WHAT YOU SHOULD DO:
Find how many lines of the listing below include the word "arrêté", then report the number by itself.

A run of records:
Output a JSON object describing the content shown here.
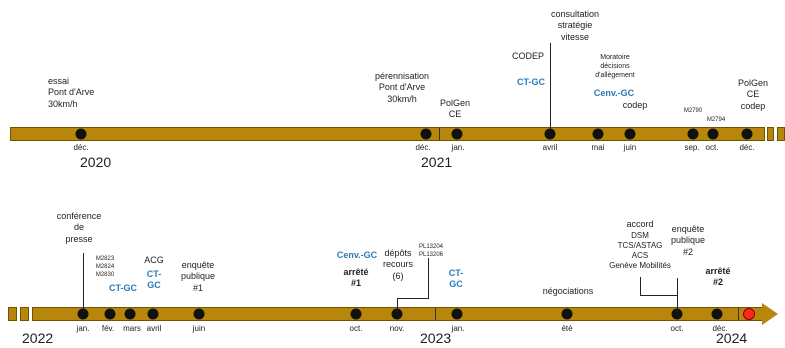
{
  "colors": {
    "bar": "#b8860b",
    "accent": "#2a7ab8",
    "end_marker": "#ff2a1a"
  },
  "timeline1": {
    "years": [
      "2020",
      "2021"
    ],
    "months": {
      "dec2020": "déc.",
      "dec2020b": "déc.",
      "jan": "jan.",
      "avril": "avril",
      "mai": "mai",
      "juin": "juin",
      "sep": "sep.",
      "oct": "oct.",
      "dec": "déc."
    },
    "events": {
      "essai": "essai\nPont d'Arve\n30km/h",
      "perennisation": "pérennisation\nPont d'Arve\n30km/h",
      "polgen1": "PolGen\nCE",
      "codep1": "CODEP",
      "ctgc1": "CT-GC",
      "consultation": "consultation\nstratégie\nvitesse",
      "moratoire": "Moratoire\ndécisions\nd'allègement",
      "cenvgc1": "Cenv.-GC",
      "codep2": "codep",
      "m2790": "M2790",
      "m2794": "M2794",
      "polgen2": "PolGen\nCE\ncodep"
    }
  },
  "timeline2": {
    "years": [
      "2022",
      "2023",
      "2024"
    ],
    "months": {
      "jan": "jan.",
      "fev": "fév.",
      "mars": "mars",
      "avril": "avril",
      "juin": "juin",
      "oct": "oct.",
      "nov": "nov.",
      "jan2": "jan.",
      "ete": "été",
      "oct2": "oct.",
      "dec": "déc."
    },
    "events": {
      "conference": "conférence\nde\npresse",
      "motions": "M2823\nM2824\nM2830",
      "ctgc_fev": "CT-GC",
      "acg": "ACG",
      "ctgc_avril": "CT-\nGC",
      "enquete1": "enquête\npublique\n#1",
      "cenvgc2": "Cenv.-GC",
      "arrete1": "arrêté\n#1",
      "depots": "dépôts\nrecours\n(6)",
      "pl": "PL13204\nPL13206",
      "ctgc_jan": "CT-\nGC",
      "negociations": "négociations",
      "accord_title": "accord",
      "accord_list": "DSM\nTCS/ASTAG\nACS\nGenève Mobilités",
      "enquete2": "enquête\npublique\n#2",
      "arrete2": "arrêté\n#2"
    }
  }
}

ANSWER FOR THE TASK:
2